RECORDS FOR THIS EXERCISE
= = = =
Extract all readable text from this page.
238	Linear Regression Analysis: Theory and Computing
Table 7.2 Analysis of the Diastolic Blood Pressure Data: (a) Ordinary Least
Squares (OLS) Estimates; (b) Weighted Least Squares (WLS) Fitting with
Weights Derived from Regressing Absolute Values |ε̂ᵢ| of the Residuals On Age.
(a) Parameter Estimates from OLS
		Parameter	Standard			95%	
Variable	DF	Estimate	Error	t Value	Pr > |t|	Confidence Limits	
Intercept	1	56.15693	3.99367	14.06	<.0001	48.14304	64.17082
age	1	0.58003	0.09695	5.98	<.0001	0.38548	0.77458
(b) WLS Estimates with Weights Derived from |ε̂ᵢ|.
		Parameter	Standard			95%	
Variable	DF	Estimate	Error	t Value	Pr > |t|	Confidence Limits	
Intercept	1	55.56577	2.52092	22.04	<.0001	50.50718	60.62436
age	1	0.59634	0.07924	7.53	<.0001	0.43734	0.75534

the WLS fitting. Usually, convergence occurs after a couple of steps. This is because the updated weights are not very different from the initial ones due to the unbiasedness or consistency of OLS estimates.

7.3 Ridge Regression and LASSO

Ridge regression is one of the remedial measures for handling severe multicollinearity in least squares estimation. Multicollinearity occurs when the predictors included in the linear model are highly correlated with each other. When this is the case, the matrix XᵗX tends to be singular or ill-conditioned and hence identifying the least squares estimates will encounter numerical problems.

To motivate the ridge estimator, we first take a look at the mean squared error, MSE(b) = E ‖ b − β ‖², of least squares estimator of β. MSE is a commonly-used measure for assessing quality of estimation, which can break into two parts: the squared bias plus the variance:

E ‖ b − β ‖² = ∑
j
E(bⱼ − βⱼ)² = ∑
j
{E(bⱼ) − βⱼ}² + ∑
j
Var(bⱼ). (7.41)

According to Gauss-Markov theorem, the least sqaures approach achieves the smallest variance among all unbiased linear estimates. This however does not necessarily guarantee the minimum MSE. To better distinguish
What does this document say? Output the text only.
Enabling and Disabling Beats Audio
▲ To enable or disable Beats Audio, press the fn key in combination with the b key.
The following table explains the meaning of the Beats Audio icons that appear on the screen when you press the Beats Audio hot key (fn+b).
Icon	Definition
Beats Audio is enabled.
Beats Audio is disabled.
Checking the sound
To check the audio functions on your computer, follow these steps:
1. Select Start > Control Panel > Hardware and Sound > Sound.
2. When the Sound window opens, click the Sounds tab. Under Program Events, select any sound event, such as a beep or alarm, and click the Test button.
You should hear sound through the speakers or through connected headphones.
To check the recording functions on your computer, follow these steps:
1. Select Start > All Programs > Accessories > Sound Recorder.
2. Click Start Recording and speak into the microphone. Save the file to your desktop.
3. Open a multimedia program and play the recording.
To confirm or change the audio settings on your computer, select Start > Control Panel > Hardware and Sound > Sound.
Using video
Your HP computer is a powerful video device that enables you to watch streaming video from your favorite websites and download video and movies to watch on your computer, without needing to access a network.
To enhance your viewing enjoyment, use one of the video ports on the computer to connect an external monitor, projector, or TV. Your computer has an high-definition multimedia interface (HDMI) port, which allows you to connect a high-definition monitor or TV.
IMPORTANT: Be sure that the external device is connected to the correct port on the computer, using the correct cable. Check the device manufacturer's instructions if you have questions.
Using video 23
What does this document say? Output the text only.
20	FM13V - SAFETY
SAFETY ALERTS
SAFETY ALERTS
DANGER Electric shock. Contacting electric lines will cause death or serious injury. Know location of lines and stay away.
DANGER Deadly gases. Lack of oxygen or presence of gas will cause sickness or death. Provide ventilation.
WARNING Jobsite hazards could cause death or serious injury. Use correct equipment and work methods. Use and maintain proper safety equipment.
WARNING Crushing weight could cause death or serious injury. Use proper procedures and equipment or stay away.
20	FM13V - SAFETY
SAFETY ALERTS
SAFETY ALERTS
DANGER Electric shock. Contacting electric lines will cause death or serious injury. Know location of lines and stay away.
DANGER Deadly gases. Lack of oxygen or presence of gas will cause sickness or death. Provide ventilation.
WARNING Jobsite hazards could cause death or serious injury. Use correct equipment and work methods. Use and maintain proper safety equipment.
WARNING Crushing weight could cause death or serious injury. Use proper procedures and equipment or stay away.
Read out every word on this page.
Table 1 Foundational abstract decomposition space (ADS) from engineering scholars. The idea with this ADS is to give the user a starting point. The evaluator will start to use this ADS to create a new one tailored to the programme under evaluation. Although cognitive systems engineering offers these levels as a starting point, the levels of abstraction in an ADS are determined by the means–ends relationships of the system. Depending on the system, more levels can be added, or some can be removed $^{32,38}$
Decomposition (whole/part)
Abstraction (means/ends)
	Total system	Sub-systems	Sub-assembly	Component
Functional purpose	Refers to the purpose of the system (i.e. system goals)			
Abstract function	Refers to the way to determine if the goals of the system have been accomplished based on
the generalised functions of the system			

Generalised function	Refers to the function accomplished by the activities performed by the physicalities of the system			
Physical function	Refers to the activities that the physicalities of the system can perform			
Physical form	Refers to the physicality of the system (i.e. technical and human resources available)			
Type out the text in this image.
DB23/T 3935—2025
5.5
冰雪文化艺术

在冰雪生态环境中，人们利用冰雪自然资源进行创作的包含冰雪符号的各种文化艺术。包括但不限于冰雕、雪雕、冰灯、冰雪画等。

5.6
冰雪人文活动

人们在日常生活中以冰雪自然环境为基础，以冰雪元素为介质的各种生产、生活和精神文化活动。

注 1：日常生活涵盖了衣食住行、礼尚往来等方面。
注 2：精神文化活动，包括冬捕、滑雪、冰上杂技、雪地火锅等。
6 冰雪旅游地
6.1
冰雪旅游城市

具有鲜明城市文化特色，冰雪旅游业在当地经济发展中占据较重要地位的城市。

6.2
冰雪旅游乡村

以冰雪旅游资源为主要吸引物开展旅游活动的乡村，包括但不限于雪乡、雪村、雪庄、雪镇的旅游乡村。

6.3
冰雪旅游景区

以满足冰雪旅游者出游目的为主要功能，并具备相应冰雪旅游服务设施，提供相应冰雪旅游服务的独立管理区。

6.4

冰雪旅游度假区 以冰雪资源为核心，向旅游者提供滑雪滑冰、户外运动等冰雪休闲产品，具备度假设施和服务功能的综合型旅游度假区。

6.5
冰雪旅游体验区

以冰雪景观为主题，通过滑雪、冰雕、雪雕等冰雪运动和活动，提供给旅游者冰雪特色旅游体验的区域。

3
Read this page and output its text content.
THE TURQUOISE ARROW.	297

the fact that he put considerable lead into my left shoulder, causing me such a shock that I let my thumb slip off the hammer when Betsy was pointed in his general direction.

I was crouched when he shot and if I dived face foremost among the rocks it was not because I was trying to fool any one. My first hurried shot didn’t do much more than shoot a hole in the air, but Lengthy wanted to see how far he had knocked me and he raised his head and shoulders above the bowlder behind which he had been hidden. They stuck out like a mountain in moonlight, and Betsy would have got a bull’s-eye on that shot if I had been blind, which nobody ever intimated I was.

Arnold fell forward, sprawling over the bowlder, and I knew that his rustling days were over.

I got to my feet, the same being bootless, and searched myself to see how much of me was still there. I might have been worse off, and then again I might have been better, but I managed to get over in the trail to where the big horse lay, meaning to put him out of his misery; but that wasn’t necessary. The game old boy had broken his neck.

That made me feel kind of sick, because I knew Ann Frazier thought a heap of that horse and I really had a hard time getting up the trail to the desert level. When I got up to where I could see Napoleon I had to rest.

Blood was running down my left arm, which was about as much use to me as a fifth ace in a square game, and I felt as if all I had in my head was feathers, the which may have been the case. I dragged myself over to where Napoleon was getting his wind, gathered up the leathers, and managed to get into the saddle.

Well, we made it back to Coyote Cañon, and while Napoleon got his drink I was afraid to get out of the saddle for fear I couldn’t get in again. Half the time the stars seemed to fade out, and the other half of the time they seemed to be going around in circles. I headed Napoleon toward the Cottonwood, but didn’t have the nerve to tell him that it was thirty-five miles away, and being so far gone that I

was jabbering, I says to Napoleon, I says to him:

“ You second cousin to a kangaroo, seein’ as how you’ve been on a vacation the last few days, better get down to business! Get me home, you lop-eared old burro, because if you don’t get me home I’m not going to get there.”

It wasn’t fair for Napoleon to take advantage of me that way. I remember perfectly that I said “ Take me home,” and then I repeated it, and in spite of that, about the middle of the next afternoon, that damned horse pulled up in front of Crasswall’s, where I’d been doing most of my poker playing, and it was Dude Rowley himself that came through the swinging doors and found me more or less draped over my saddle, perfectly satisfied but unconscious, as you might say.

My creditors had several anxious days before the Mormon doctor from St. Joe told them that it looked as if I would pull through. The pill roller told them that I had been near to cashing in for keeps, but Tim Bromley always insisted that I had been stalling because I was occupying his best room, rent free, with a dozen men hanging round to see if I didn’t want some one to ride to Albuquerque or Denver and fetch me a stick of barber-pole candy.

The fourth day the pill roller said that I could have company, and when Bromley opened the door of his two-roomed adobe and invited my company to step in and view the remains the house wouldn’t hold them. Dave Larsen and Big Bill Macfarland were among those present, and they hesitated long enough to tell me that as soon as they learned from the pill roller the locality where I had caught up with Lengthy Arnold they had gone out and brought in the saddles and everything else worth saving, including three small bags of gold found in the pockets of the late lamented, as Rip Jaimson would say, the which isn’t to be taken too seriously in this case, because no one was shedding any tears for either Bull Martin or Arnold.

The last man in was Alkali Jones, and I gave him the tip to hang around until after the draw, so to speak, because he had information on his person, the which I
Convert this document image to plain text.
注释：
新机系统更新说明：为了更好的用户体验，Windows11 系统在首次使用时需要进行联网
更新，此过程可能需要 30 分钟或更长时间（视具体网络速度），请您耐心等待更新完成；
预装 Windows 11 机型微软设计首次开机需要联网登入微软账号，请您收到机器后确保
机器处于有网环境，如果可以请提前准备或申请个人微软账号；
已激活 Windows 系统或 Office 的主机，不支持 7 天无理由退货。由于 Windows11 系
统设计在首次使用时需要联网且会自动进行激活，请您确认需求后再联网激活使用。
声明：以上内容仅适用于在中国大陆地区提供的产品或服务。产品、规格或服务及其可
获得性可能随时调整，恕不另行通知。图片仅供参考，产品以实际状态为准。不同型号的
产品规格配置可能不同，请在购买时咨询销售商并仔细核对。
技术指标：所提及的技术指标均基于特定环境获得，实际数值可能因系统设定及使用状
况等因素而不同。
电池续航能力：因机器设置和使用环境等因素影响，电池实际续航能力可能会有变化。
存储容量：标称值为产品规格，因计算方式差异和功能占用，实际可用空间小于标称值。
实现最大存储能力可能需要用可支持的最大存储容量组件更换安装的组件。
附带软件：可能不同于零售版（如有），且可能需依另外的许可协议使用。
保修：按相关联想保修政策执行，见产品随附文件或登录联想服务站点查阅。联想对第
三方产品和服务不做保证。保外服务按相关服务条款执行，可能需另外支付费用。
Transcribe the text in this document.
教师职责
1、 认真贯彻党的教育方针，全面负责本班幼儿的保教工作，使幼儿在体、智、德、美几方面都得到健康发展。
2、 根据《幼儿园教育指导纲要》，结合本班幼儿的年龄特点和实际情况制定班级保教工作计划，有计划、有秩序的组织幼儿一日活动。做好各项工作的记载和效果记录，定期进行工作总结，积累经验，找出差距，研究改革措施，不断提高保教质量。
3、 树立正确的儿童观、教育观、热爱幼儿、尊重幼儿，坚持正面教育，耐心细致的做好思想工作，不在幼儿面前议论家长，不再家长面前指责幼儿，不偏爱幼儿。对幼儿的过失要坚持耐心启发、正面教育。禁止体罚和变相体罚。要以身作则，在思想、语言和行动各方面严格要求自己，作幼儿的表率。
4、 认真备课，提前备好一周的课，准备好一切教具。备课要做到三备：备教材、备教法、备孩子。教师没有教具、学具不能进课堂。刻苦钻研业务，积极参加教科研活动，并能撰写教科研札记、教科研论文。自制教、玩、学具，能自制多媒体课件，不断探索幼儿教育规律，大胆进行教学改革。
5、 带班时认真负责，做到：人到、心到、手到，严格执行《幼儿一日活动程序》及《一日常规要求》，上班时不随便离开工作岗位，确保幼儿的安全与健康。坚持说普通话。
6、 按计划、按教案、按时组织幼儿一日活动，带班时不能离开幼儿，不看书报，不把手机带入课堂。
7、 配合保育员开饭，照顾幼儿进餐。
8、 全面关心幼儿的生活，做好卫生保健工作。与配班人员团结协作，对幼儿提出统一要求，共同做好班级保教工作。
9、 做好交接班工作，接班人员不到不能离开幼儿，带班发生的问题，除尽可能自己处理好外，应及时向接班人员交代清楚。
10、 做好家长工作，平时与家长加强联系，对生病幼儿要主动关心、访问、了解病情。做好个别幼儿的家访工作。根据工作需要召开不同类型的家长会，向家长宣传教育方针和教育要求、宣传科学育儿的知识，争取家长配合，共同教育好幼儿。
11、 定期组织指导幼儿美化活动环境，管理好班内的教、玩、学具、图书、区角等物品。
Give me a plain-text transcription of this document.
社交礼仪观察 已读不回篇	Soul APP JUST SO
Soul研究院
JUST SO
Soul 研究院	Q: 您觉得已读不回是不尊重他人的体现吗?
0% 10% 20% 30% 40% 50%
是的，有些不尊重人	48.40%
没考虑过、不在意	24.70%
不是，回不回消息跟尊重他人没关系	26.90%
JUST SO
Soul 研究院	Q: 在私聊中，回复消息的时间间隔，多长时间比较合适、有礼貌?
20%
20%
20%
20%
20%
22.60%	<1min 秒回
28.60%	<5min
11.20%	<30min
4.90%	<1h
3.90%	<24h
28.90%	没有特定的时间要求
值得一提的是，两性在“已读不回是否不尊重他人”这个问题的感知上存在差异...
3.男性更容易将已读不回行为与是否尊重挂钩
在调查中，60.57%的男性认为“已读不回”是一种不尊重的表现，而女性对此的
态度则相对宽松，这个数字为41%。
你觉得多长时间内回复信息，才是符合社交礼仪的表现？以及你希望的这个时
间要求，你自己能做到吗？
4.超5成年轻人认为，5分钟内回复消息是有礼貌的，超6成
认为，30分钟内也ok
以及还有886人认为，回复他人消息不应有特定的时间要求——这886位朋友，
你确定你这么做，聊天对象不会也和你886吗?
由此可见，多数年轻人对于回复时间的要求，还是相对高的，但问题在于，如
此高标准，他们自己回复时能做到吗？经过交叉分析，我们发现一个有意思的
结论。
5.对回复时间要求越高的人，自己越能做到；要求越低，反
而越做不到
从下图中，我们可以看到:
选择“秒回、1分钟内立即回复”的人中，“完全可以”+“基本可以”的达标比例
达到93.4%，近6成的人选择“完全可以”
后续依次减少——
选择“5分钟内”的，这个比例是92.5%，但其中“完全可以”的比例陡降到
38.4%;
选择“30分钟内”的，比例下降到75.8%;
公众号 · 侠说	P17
= = = =
GIVEN EXERCISE
Go through the listing above and pull out each line containing the word "Hardware".

EXERCISE RESPONSE
1. Select Start > Control Panel > Hardware and Sound > Sound.
To confirm or change the audio settings on your computer, select Start > Control Panel > Hardware and Sound > Sound.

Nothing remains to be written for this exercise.